• _Exercise material_:
/---

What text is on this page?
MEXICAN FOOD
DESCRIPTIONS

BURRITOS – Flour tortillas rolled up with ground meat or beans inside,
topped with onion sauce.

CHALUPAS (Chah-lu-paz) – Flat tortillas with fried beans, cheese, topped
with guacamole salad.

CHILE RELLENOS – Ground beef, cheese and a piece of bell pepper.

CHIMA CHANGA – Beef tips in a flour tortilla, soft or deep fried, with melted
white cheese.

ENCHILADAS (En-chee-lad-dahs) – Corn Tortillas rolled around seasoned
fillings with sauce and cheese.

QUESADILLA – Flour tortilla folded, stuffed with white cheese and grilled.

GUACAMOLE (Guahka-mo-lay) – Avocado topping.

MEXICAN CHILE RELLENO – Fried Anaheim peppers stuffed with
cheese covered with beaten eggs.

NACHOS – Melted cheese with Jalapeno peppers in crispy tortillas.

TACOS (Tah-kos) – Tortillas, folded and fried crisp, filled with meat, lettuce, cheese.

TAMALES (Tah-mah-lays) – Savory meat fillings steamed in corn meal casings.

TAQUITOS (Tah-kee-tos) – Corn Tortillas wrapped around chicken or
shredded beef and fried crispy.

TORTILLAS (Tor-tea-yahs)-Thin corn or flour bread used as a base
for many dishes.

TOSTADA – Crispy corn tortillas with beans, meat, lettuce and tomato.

\---

• _Task to carry out_:
Reproduce the full listing above, character for character.

• _Output for this exercise_:
What text is on this page?
MEXICAN FOOD
DESCRIPTIONS

BURRITOS – Flour tortillas rolled up with ground meat or beans inside,
topped with onion sauce.

CHALUPAS (Chah-lu-paz) – Flat tortillas with fried beans, cheese, topped
with guacamole salad.

CHILE RELLENOS – Ground beef, cheese and a piece of bell pepper.

CHIMA CHANGA – Beef tips in a flour tortilla, soft or deep fried, with melted
white cheese.

ENCHILADAS (En-chee-lad-dahs) – Corn Tortillas rolled around seasoned
fillings with sauce and cheese.

QUESADILLA – Flour tortilla folded, stuffed with white cheese and grilled.

GUACAMOLE (Guahka-mo-lay) – Avocado topping.

MEXICAN CHILE RELLENO – Fried Anaheim peppers stuffed with
cheese covered with beaten eggs.

NACHOS – Melted cheese with Jalapeno peppers in crispy tortillas.

TACOS (Tah-kos) – Tortillas, folded and fried crisp, filled with meat, lettuce, cheese.

TAMALES (Tah-mah-lays) – Savory meat fillings steamed in corn meal casings.

TAQUITOS (Tah-kee-tos) – Corn Tortillas wrapped around chicken or
shredded beef and fried crispy.

TORTILLAS (Tor-tea-yahs)-Thin corn or flour bread used as a base
for many dishes.

TOSTADA – Crispy corn tortillas with beans, meat, lettuce and tomato.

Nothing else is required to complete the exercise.